◆ Objective
State how many lines in the listing below include the word "Wind", and add nothing besides the number.

Figure collection entries:
········

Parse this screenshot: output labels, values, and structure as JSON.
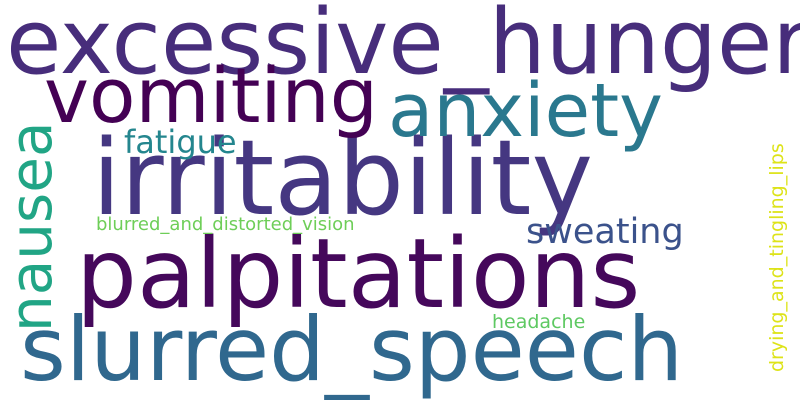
{
  "words": [
    {
      "text": "excessive_hunger",
      "color": "#472d7b"
    },
    {
      "text": "irritability",
      "color": "#453781"
    },
    {
      "text": "vomiting",
      "color": "#440154"
    },
    {
      "text": "anxiety",
      "color": "#2a788e"
    },
    {
      "text": "palpitations",
      "color": "#45085b"
    },
    {
      "text": "slurred_speech",
      "color": "#30688e"
    },
    {
      "text": "nausea",
      "color": "#21a585"
    },
    {
      "text": "fatigue",
      "color": "#24868e"
    },
    {
      "text": "sweating",
      "color": "#3b528b"
    },
    {
      "text": "blurred_and_distorted_vision",
      "color": "#6ece58"
    },
    {
      "text": "headache",
      "color": "#5ec962"
    },
    {
      "text": "drying_and_tingling_lips",
      "color": "#dde318"
    }
  ]
}
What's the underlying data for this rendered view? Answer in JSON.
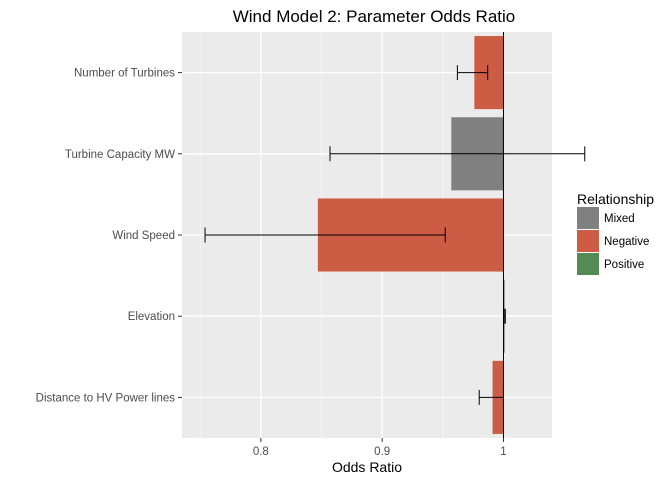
{
  "chart_data": {
    "type": "bar",
    "orientation": "horizontal",
    "title": "Wind Model 2: Parameter Odds Ratio",
    "xlabel": "Odds Ratio",
    "ylabel": "",
    "xlim": [
      0.735,
      1.04
    ],
    "xticks": [
      0.8,
      0.9,
      1
    ],
    "xtick_labels": [
      "0.8",
      "0.9",
      "1"
    ],
    "reference_line": 1,
    "baseline": 1,
    "grid": true,
    "categories": [
      "Number of Turbines",
      "Turbine Capacity MW",
      "Wind Speed",
      "Elevation",
      "Distance to HV Power lines"
    ],
    "values": [
      0.976,
      0.957,
      0.847,
      1.001,
      0.991
    ],
    "ci_low": [
      0.962,
      0.857,
      0.754,
      1.0005,
      0.98
    ],
    "ci_high": [
      0.987,
      1.067,
      0.952,
      1.0015,
      1.0
    ],
    "relationship": [
      "Negative",
      "Mixed",
      "Negative",
      "Mixed",
      "Negative"
    ],
    "legend": {
      "title": "Relationship",
      "placement": "right",
      "entries": [
        {
          "label": "Mixed",
          "color": "#808080"
        },
        {
          "label": "Negative",
          "color": "#cd5c45"
        },
        {
          "label": "Positive",
          "color": "#548b54"
        }
      ]
    }
  }
}
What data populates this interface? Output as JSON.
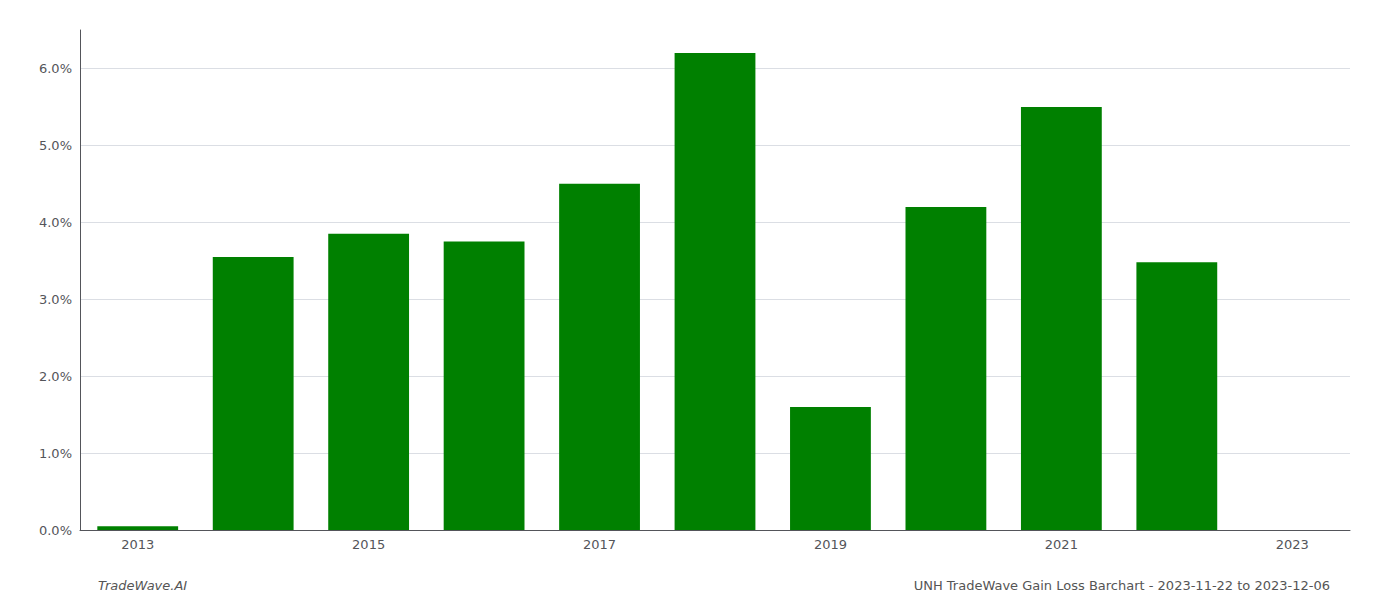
{
  "chart_data": {
    "type": "bar",
    "x": [
      2013,
      2014,
      2015,
      2016,
      2017,
      2018,
      2019,
      2020,
      2021,
      2022,
      2023
    ],
    "values": [
      0.0005,
      0.0355,
      0.0385,
      0.0375,
      0.045,
      0.062,
      0.016,
      0.042,
      0.055,
      0.0348,
      0.0
    ],
    "color": "#008000",
    "xlim": [
      2012.5,
      2023.5
    ],
    "xticks": [
      2013,
      2015,
      2017,
      2019,
      2021,
      2023
    ],
    "ylim": [
      0.0,
      0.065
    ],
    "yticks": [
      {
        "value": 0.0,
        "label": "0.0%"
      },
      {
        "value": 0.01,
        "label": "1.0%"
      },
      {
        "value": 0.02,
        "label": "2.0%"
      },
      {
        "value": 0.03,
        "label": "3.0%"
      },
      {
        "value": 0.04,
        "label": "4.0%"
      },
      {
        "value": 0.05,
        "label": "5.0%"
      },
      {
        "value": 0.06,
        "label": "6.0%"
      }
    ],
    "grid": true,
    "annotations": [
      "TradeWave.AI",
      "UNH TradeWave Gain Loss Barchart - 2023-11-22 to 2023-12-06"
    ]
  }
}
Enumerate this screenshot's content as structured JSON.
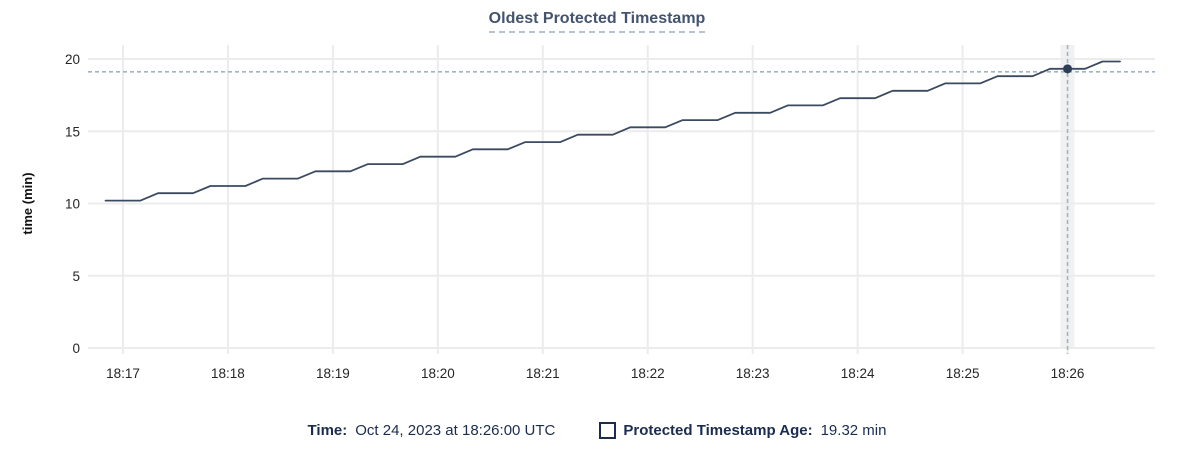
{
  "title": "Oldest Protected Timestamp",
  "legend": {
    "time_label": "Time:",
    "time_value": "Oct 24, 2023 at 18:26:00 UTC",
    "series_label": "Protected Timestamp Age:",
    "series_value": "19.32 min",
    "series_swatch": "square-outline-icon"
  },
  "colors": {
    "line": "#3b4a61",
    "dot": "#2e3e58",
    "crosshair": "#9fb5c1",
    "grid": "#ececec",
    "hover_band": "#ececec",
    "title": "#44546e",
    "title_underline": "#b9c3cc",
    "legend_text": "#1b2c4f",
    "tick_text": "#262626"
  },
  "chart_data": {
    "type": "line",
    "title": "Oldest Protected Timestamp",
    "xlabel": "",
    "ylabel": "time (min)",
    "ylim": [
      0,
      20
    ],
    "y_ticks": [
      0,
      5,
      10,
      15,
      20
    ],
    "x_ticks": [
      "18:17",
      "18:18",
      "18:19",
      "18:20",
      "18:21",
      "18:22",
      "18:23",
      "18:24",
      "18:25",
      "18:26"
    ],
    "x_domain": [
      "18:16:40",
      "18:26:50"
    ],
    "grid": true,
    "legend_position": "bottom",
    "series": [
      {
        "name": "Protected Timestamp Age",
        "unit": "min",
        "x": [
          "18:16:50",
          "18:17:00",
          "18:17:10",
          "18:17:20",
          "18:17:30",
          "18:17:40",
          "18:17:50",
          "18:18:00",
          "18:18:10",
          "18:18:20",
          "18:18:30",
          "18:18:40",
          "18:18:50",
          "18:19:00",
          "18:19:10",
          "18:19:20",
          "18:19:30",
          "18:19:40",
          "18:19:50",
          "18:20:00",
          "18:20:10",
          "18:20:20",
          "18:20:30",
          "18:20:40",
          "18:20:50",
          "18:21:00",
          "18:21:10",
          "18:21:20",
          "18:21:30",
          "18:21:40",
          "18:21:50",
          "18:22:00",
          "18:22:10",
          "18:22:20",
          "18:22:30",
          "18:22:40",
          "18:22:50",
          "18:23:00",
          "18:23:10",
          "18:23:20",
          "18:23:30",
          "18:23:40",
          "18:23:50",
          "18:24:00",
          "18:24:10",
          "18:24:20",
          "18:24:30",
          "18:24:40",
          "18:24:50",
          "18:25:00",
          "18:25:10",
          "18:25:20",
          "18:25:30",
          "18:25:40",
          "18:25:50",
          "18:26:00",
          "18:26:10",
          "18:26:20",
          "18:26:30"
        ],
        "y": [
          10.2,
          10.2,
          10.2,
          10.71,
          10.71,
          10.71,
          11.21,
          11.21,
          11.21,
          11.72,
          11.72,
          11.72,
          12.23,
          12.23,
          12.23,
          12.73,
          12.73,
          12.73,
          13.24,
          13.24,
          13.24,
          13.75,
          13.75,
          13.75,
          14.25,
          14.25,
          14.25,
          14.76,
          14.76,
          14.76,
          15.27,
          15.27,
          15.27,
          15.77,
          15.77,
          15.77,
          16.28,
          16.28,
          16.28,
          16.79,
          16.79,
          16.79,
          17.29,
          17.29,
          17.29,
          17.8,
          17.8,
          17.8,
          18.31,
          18.31,
          18.31,
          18.81,
          18.81,
          18.81,
          19.32,
          19.32,
          19.32,
          19.83,
          19.83
        ]
      }
    ],
    "hover_point": {
      "x": "18:26:00",
      "y": 19.32
    }
  }
}
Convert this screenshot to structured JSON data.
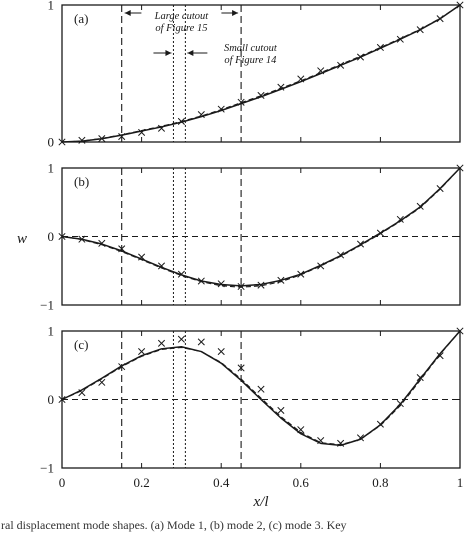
{
  "chart_data": {
    "type": "line",
    "xlabel": "x/l",
    "ylabel": "w",
    "xlim": [
      0,
      1
    ],
    "x_ticks": [
      "0",
      "0.2",
      "0.4",
      "0.6",
      "0.8",
      "1"
    ],
    "grid": false,
    "vertical_lines": {
      "large_cutout": [
        0.15,
        0.45
      ],
      "small_cutout": [
        0.28,
        0.31
      ]
    },
    "annotations": {
      "large_cutout": [
        "Large cutout",
        "of Figure 15"
      ],
      "small_cutout": [
        "Small cutout",
        "of Figure 14"
      ]
    },
    "caption": "ral displacement mode shapes. (a) Mode 1, (b) mode 2, (c) mode 3. Key",
    "panels": [
      {
        "label": "(a)",
        "ylim": [
          0,
          1
        ],
        "y_ticks": [
          "0",
          "1"
        ],
        "zero_line": false,
        "series": [
          {
            "style": "solid",
            "x": [
              0,
              0.05,
              0.1,
              0.15,
              0.2,
              0.25,
              0.3,
              0.35,
              0.4,
              0.45,
              0.5,
              0.55,
              0.6,
              0.65,
              0.7,
              0.75,
              0.8,
              0.85,
              0.9,
              0.95,
              1.0
            ],
            "y": [
              0,
              0.006,
              0.024,
              0.05,
              0.08,
              0.11,
              0.145,
              0.185,
              0.23,
              0.28,
              0.33,
              0.385,
              0.44,
              0.5,
              0.56,
              0.62,
              0.685,
              0.75,
              0.82,
              0.9,
              1.0
            ]
          },
          {
            "style": "dashed",
            "x": [
              0,
              0.05,
              0.1,
              0.15,
              0.2,
              0.25,
              0.3,
              0.35,
              0.4,
              0.45,
              0.5,
              0.55,
              0.6,
              0.65,
              0.7,
              0.75,
              0.8,
              0.85,
              0.9,
              0.95,
              1.0
            ],
            "y": [
              0,
              0.007,
              0.026,
              0.053,
              0.084,
              0.115,
              0.15,
              0.19,
              0.236,
              0.287,
              0.338,
              0.392,
              0.447,
              0.506,
              0.566,
              0.626,
              0.69,
              0.755,
              0.823,
              0.902,
              1.0
            ]
          },
          {
            "style": "markers",
            "x": [
              0,
              0.05,
              0.1,
              0.15,
              0.2,
              0.25,
              0.3,
              0.35,
              0.4,
              0.45,
              0.5,
              0.55,
              0.6,
              0.65,
              0.7,
              0.75,
              0.8,
              0.85,
              0.9,
              0.95,
              1.0
            ],
            "y": [
              0,
              0.012,
              0.025,
              0.04,
              0.07,
              0.1,
              0.15,
              0.2,
              0.24,
              0.29,
              0.34,
              0.4,
              0.46,
              0.52,
              0.56,
              0.62,
              0.69,
              0.75,
              0.82,
              0.9,
              1.0
            ]
          }
        ]
      },
      {
        "label": "(b)",
        "ylim": [
          -1,
          1
        ],
        "y_ticks": [
          "1",
          "0",
          "−1"
        ],
        "zero_line": true,
        "series": [
          {
            "style": "solid",
            "x": [
              0,
              0.05,
              0.1,
              0.15,
              0.2,
              0.25,
              0.3,
              0.35,
              0.4,
              0.45,
              0.5,
              0.55,
              0.6,
              0.65,
              0.7,
              0.75,
              0.8,
              0.85,
              0.9,
              0.95,
              1.0
            ],
            "y": [
              0,
              -0.04,
              -0.11,
              -0.21,
              -0.33,
              -0.45,
              -0.56,
              -0.65,
              -0.7,
              -0.72,
              -0.7,
              -0.64,
              -0.55,
              -0.42,
              -0.28,
              -0.12,
              0.05,
              0.23,
              0.43,
              0.7,
              1.0
            ]
          },
          {
            "style": "dashed",
            "x": [
              0,
              0.05,
              0.1,
              0.15,
              0.2,
              0.25,
              0.3,
              0.35,
              0.4,
              0.45,
              0.5,
              0.55,
              0.6,
              0.65,
              0.7,
              0.75,
              0.8,
              0.85,
              0.9,
              0.95,
              1.0
            ],
            "y": [
              0,
              -0.045,
              -0.12,
              -0.22,
              -0.34,
              -0.46,
              -0.57,
              -0.66,
              -0.72,
              -0.74,
              -0.72,
              -0.66,
              -0.56,
              -0.43,
              -0.29,
              -0.13,
              0.04,
              0.22,
              0.42,
              0.69,
              1.0
            ]
          },
          {
            "style": "markers",
            "x": [
              0,
              0.05,
              0.1,
              0.15,
              0.2,
              0.25,
              0.3,
              0.35,
              0.4,
              0.45,
              0.5,
              0.55,
              0.6,
              0.65,
              0.7,
              0.75,
              0.8,
              0.85,
              0.9,
              0.95,
              1.0
            ],
            "y": [
              0,
              -0.04,
              -0.1,
              -0.18,
              -0.3,
              -0.43,
              -0.55,
              -0.65,
              -0.69,
              -0.73,
              -0.71,
              -0.64,
              -0.55,
              -0.43,
              -0.27,
              -0.11,
              0.05,
              0.25,
              0.44,
              0.7,
              1.0
            ]
          }
        ]
      },
      {
        "label": "(c)",
        "ylim": [
          -1,
          1
        ],
        "y_ticks": [
          "1",
          "0",
          "−1"
        ],
        "zero_line": true,
        "series": [
          {
            "style": "solid",
            "x": [
              0,
              0.05,
              0.1,
              0.15,
              0.2,
              0.25,
              0.3,
              0.35,
              0.4,
              0.45,
              0.5,
              0.55,
              0.6,
              0.65,
              0.7,
              0.75,
              0.8,
              0.85,
              0.9,
              0.95,
              1.0
            ],
            "y": [
              0,
              0.14,
              0.31,
              0.49,
              0.64,
              0.74,
              0.77,
              0.7,
              0.53,
              0.28,
              0.0,
              -0.27,
              -0.5,
              -0.64,
              -0.67,
              -0.58,
              -0.37,
              -0.07,
              0.3,
              0.67,
              1.0
            ]
          },
          {
            "style": "dashed",
            "x": [
              0,
              0.05,
              0.1,
              0.15,
              0.2,
              0.25,
              0.3,
              0.35,
              0.4,
              0.45,
              0.5,
              0.55,
              0.6,
              0.65,
              0.7,
              0.75,
              0.8,
              0.85,
              0.9,
              0.95,
              1.0
            ],
            "y": [
              0,
              0.13,
              0.3,
              0.48,
              0.63,
              0.73,
              0.76,
              0.7,
              0.54,
              0.3,
              0.02,
              -0.25,
              -0.48,
              -0.63,
              -0.66,
              -0.58,
              -0.38,
              -0.09,
              0.28,
              0.66,
              1.0
            ]
          },
          {
            "style": "markers",
            "x": [
              0,
              0.05,
              0.1,
              0.15,
              0.2,
              0.25,
              0.3,
              0.35,
              0.4,
              0.45,
              0.5,
              0.55,
              0.6,
              0.65,
              0.7,
              0.75,
              0.8,
              0.85,
              0.9,
              0.95,
              1.0
            ],
            "y": [
              0,
              0.1,
              0.25,
              0.48,
              0.7,
              0.82,
              0.88,
              0.84,
              0.7,
              0.46,
              0.15,
              -0.16,
              -0.44,
              -0.6,
              -0.64,
              -0.56,
              -0.36,
              -0.06,
              0.32,
              0.64,
              1.0
            ]
          }
        ]
      }
    ]
  },
  "colors": {
    "ink": "#1a1a1a",
    "background": "#ffffff"
  }
}
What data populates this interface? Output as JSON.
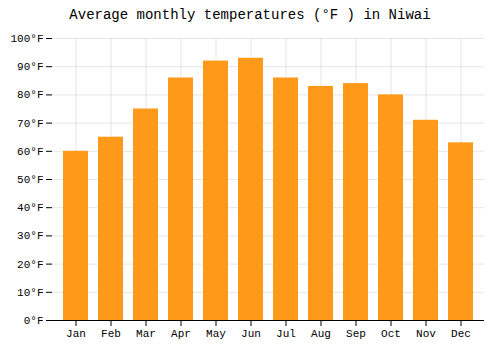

········

◆ The completed task
2